PROBLEM TO SOLVE:
Copy out exactly each line from the line with "Transcribe the text in this document." through the last line of the material below.

[Data records]
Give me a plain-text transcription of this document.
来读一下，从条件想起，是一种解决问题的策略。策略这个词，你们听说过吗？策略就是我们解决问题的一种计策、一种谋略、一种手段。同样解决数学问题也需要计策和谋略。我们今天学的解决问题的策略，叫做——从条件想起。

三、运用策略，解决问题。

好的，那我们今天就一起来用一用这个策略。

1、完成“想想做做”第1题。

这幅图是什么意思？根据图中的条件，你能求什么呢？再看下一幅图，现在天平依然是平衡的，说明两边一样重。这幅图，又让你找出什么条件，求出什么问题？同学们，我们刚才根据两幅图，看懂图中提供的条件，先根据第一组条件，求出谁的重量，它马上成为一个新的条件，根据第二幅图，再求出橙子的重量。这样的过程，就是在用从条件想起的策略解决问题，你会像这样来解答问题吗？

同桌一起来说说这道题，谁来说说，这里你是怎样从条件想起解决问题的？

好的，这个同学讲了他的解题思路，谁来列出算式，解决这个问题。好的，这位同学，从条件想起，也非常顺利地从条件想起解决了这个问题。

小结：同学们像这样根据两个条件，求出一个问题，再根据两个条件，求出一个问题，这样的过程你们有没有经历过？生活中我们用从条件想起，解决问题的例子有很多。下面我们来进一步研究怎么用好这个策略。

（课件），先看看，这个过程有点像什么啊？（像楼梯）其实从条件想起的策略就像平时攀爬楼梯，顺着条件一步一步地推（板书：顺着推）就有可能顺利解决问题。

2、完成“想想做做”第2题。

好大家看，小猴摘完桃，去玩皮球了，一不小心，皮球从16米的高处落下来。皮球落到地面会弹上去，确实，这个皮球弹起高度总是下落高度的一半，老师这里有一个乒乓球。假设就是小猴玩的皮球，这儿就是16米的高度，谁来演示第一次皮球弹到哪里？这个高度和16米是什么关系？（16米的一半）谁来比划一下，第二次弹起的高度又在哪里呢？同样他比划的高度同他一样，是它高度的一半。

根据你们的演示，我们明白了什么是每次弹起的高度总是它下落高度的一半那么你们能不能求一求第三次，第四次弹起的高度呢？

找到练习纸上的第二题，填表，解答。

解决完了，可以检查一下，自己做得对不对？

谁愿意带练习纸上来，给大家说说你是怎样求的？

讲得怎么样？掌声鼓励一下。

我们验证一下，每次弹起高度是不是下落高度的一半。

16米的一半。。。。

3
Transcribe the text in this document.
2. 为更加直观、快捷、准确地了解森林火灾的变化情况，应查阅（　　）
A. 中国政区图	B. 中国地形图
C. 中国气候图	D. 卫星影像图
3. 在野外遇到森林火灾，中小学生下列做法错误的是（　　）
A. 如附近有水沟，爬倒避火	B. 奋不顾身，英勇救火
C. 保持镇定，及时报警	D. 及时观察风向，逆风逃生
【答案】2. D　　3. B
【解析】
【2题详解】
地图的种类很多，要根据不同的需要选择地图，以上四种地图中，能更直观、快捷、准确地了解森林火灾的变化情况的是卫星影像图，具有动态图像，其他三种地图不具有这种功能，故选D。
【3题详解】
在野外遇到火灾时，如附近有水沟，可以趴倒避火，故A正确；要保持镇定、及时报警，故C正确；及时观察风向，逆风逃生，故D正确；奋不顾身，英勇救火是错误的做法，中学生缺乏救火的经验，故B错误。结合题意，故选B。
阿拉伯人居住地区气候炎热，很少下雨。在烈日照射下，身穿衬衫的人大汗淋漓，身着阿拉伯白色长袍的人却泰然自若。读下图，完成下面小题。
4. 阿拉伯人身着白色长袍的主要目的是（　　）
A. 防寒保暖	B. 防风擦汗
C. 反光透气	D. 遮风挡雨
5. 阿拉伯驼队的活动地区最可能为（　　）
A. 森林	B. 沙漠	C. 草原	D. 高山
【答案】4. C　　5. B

EXERCISE ANSWER:
Transcribe the text in this document.
2. 为更加直观、快捷、准确地了解森林火灾的变化情况，应查阅（　　）
A. 中国政区图	B. 中国地形图
C. 中国气候图	D. 卫星影像图
3. 在野外遇到森林火灾，中小学生下列做法错误的是（　　）
A. 如附近有水沟，爬倒避火	B. 奋不顾身，英勇救火
C. 保持镇定，及时报警	D. 及时观察风向，逆风逃生
【答案】2. D　　3. B
【解析】
【2题详解】
地图的种类很多，要根据不同的需要选择地图，以上四种地图中，能更直观、快捷、准确地了解森林火灾的变化情况的是卫星影像图，具有动态图像，其他三种地图不具有这种功能，故选D。
【3题详解】
在野外遇到火灾时，如附近有水沟，可以趴倒避火，故A正确；要保持镇定、及时报警，故C正确；及时观察风向，逆风逃生，故D正确；奋不顾身，英勇救火是错误的做法，中学生缺乏救火的经验，故B错误。结合题意，故选B。
阿拉伯人居住地区气候炎热，很少下雨。在烈日照射下，身穿衬衫的人大汗淋漓，身着阿拉伯白色长袍的人却泰然自若。读下图，完成下面小题。
4. 阿拉伯人身着白色长袍的主要目的是（　　）
A. 防寒保暖	B. 防风擦汗
C. 反光透气	D. 遮风挡雨
5. 阿拉伯驼队的活动地区最可能为（　　）
A. 森林	B. 沙漠	C. 草原	D. 高山
【答案】4. C　　5. B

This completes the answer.